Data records
-.-.-

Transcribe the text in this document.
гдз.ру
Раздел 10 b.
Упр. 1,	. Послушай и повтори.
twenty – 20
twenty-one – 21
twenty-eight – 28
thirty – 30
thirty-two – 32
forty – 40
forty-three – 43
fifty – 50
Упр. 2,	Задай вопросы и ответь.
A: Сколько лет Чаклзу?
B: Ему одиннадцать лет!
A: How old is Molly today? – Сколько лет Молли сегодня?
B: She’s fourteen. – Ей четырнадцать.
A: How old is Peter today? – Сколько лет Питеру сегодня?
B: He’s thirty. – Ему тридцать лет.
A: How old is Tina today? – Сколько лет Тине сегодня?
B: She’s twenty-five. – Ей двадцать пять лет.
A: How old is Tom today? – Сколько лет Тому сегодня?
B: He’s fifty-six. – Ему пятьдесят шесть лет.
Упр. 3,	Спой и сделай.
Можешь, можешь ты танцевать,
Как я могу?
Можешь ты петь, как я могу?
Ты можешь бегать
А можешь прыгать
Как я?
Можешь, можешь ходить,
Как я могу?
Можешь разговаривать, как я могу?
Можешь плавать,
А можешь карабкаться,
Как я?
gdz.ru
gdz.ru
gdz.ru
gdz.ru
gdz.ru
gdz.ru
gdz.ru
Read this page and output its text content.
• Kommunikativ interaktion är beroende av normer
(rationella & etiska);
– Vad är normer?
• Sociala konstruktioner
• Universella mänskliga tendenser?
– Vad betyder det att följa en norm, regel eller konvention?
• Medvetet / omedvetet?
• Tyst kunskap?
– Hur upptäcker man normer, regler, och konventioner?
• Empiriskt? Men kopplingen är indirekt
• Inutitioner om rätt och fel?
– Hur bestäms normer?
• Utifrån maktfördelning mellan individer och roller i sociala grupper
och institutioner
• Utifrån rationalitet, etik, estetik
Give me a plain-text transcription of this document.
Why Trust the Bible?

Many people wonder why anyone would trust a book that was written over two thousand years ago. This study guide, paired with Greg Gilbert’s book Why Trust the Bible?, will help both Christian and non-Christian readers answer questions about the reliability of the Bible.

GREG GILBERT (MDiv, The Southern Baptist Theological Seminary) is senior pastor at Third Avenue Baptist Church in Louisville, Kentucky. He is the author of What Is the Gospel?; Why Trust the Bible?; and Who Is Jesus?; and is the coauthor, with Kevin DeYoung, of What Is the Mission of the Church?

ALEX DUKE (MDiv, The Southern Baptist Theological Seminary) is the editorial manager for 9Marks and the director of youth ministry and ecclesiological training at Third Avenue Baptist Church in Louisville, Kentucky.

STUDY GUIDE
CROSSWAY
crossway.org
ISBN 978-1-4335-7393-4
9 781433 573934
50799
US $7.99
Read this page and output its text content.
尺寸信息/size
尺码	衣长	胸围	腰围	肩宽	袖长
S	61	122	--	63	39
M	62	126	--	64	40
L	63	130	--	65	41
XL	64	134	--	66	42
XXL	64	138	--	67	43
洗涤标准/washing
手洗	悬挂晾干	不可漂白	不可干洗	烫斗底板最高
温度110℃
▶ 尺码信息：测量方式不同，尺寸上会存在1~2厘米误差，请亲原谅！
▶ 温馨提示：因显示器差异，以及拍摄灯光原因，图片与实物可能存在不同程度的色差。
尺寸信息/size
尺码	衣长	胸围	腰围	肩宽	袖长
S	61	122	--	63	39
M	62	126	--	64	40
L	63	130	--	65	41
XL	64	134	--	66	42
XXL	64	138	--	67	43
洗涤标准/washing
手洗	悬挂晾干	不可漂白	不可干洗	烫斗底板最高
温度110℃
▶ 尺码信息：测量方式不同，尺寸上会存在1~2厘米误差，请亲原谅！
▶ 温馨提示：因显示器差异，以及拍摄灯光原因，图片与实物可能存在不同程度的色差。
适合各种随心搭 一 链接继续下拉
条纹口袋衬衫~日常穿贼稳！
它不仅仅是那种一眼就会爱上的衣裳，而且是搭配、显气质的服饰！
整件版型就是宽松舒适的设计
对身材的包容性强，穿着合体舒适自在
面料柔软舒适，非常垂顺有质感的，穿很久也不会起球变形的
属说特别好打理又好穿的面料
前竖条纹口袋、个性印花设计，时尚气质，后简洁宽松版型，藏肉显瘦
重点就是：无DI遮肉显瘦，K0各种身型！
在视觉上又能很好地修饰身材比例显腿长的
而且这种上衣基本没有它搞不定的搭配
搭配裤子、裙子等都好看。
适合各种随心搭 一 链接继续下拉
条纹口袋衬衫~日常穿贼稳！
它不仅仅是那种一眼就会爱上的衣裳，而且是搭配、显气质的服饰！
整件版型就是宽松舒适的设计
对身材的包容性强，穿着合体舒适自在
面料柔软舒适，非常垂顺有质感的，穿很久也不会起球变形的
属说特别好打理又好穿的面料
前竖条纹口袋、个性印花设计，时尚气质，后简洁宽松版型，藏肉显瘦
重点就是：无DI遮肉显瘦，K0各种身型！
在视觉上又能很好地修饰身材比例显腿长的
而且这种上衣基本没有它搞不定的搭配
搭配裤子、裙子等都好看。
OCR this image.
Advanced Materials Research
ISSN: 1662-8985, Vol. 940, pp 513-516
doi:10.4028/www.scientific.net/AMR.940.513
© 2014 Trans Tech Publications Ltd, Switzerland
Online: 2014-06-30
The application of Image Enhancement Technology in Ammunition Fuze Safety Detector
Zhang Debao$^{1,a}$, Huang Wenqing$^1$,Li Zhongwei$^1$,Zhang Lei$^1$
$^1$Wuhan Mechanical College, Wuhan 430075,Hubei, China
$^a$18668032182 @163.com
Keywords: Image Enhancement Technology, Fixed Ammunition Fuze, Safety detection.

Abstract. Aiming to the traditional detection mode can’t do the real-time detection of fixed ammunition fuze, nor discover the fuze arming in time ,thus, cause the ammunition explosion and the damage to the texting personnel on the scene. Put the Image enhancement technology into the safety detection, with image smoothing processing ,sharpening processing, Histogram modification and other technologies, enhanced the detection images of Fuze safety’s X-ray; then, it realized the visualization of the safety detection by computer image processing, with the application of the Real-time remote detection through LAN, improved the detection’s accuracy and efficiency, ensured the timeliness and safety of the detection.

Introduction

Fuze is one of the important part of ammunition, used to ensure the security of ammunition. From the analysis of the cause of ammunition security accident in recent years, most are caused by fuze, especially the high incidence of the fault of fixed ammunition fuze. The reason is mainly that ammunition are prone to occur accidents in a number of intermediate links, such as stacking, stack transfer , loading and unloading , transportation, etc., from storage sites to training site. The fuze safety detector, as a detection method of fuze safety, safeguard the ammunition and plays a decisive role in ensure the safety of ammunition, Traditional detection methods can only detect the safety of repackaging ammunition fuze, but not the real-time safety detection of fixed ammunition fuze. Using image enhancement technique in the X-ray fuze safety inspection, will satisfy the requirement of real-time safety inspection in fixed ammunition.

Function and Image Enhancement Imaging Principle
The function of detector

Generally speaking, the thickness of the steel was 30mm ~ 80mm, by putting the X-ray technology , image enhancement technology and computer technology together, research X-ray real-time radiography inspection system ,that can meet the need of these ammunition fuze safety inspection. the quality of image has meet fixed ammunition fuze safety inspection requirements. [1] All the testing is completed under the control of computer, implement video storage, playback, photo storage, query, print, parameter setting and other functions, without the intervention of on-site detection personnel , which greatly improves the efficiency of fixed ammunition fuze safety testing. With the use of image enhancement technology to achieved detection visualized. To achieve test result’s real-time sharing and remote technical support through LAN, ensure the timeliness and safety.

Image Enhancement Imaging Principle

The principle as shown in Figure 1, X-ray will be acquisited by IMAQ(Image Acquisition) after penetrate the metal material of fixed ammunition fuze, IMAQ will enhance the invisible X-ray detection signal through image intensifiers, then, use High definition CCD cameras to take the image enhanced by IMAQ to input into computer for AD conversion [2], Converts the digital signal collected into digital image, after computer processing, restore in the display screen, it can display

-.-.-

• _The exercise_:
Look above for lines with the word "Third" and copy them all.

• _Result of the task_:
GREG GILBERT (MDiv, The Southern Baptist Theological Seminary) is senior pastor at Third Avenue Baptist Church in Louisville, Kentucky. He is the author of What Is the Gospel?; Why Trust the Bible?; and Who Is Jesus?; and is the coauthor, with Kevin DeYoung, of What Is the Mission of the Church?
ALEX DUKE (MDiv, The Southern Baptist Theological Seminary) is the editorial manager for 9Marks and the director of youth ministry and ecclesiological training at Third Avenue Baptist Church in Louisville, Kentucky.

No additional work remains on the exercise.